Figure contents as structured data
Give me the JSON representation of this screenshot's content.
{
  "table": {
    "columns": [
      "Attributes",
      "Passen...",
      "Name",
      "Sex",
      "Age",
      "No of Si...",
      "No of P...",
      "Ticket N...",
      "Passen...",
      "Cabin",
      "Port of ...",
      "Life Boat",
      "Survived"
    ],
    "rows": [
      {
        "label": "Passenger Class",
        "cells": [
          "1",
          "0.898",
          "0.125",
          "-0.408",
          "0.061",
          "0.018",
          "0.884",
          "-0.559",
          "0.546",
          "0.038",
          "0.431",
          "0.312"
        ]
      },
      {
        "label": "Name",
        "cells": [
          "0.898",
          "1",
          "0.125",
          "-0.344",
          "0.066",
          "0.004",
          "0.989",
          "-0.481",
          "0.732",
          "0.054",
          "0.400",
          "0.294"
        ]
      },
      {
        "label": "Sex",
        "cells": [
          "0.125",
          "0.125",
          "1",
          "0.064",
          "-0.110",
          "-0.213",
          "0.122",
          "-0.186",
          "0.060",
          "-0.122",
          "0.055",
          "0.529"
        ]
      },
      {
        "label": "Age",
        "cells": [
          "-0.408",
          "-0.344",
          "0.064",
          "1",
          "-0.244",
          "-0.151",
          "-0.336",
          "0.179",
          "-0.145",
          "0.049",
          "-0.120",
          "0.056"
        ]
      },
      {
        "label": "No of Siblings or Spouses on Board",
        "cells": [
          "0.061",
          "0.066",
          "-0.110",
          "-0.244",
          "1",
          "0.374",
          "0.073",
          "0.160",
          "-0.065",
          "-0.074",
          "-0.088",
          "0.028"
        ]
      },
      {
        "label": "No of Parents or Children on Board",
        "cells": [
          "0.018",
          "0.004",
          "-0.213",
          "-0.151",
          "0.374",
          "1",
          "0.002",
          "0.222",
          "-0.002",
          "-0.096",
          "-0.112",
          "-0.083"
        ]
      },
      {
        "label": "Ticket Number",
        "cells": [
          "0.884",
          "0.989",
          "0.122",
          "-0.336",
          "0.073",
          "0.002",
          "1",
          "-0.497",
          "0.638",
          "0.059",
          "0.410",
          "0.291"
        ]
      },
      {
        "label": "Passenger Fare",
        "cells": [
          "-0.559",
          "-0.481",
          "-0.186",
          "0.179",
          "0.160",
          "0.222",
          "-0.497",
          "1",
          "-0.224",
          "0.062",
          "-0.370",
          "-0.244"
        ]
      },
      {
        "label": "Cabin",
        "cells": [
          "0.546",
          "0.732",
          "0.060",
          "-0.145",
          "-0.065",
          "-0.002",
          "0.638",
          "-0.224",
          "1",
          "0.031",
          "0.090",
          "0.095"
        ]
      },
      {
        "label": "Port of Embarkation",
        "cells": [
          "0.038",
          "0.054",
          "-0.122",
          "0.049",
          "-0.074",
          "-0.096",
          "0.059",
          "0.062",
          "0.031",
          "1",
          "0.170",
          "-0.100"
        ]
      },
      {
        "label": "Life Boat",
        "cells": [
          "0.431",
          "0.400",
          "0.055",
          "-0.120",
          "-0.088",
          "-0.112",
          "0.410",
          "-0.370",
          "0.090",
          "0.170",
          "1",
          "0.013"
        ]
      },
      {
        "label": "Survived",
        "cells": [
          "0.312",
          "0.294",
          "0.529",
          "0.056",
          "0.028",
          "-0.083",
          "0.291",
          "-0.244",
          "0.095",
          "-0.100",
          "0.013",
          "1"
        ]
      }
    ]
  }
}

▶ **Exercise**: Copy each line of the listing in which the word "Board" can be found.

▶ **Result for this task**:
        "label": "No of Siblings or Spouses on Board",
        "label": "No of Parents or Children on Board",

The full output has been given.